*Dataset excerpt*.
━━━━
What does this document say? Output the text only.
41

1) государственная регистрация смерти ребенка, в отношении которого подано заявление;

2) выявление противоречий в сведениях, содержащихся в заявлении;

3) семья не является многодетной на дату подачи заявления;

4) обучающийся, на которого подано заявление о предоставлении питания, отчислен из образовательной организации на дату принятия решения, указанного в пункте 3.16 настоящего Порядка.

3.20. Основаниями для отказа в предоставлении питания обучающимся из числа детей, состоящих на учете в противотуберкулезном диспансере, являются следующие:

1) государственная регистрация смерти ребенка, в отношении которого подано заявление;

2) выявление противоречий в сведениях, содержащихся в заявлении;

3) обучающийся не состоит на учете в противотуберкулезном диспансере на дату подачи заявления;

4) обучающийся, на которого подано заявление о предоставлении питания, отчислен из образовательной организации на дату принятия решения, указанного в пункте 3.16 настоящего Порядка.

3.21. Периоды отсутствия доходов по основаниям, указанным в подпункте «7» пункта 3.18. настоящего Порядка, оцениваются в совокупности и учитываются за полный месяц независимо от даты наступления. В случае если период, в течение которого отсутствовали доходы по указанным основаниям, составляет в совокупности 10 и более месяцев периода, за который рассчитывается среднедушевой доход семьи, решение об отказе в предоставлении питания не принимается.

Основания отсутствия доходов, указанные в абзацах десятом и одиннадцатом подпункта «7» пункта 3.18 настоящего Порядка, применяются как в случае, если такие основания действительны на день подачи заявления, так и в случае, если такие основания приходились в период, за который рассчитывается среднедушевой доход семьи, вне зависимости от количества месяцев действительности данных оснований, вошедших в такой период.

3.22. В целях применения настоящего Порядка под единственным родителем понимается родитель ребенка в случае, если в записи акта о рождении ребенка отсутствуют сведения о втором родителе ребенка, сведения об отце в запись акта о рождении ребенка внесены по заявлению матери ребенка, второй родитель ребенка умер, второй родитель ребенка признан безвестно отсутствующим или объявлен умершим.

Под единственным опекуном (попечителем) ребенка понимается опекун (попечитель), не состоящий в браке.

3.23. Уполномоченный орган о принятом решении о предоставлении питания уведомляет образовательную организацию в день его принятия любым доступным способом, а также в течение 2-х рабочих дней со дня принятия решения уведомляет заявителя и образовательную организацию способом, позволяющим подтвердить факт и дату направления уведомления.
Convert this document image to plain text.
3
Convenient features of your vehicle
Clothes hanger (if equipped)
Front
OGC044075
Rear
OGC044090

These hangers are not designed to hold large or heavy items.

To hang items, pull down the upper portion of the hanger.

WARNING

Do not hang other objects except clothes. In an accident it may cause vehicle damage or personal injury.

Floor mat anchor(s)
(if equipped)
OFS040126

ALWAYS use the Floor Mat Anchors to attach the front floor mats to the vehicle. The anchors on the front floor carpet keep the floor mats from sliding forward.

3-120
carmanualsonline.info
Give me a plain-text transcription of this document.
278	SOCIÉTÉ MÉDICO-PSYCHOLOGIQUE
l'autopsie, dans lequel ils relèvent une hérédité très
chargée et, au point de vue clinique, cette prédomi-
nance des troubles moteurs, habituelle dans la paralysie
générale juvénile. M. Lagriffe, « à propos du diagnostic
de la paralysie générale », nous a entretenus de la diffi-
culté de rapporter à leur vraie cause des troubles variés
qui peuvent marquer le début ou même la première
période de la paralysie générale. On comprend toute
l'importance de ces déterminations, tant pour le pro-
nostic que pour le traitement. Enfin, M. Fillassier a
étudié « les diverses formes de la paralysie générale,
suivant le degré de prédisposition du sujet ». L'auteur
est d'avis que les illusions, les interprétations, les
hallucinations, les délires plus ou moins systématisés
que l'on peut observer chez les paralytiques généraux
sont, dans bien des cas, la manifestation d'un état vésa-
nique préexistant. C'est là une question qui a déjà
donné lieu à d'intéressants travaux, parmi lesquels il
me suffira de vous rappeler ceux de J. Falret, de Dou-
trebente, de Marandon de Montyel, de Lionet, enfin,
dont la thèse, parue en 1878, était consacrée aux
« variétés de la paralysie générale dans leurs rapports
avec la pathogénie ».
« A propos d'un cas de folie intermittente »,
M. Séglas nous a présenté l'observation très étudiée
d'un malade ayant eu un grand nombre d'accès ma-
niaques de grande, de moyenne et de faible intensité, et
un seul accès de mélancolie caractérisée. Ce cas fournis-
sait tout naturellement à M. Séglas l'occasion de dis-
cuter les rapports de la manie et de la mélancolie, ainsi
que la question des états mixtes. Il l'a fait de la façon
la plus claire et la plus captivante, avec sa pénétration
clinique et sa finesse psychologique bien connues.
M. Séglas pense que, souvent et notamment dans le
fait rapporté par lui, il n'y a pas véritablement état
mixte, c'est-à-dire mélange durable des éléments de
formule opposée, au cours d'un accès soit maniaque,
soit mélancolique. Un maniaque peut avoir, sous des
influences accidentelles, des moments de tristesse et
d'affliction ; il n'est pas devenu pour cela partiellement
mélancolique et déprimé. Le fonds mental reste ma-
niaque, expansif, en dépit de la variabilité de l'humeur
━━━━
*Written task*. Copy out all lines above that include the string "pour".

*Response to this task*.
l'importance de ces déterminations, tant pour le pro-
nostic que pour le traitement. Enfin, M. Fillassier a
d'affliction ; il n'est pas devenu pour cela partiellement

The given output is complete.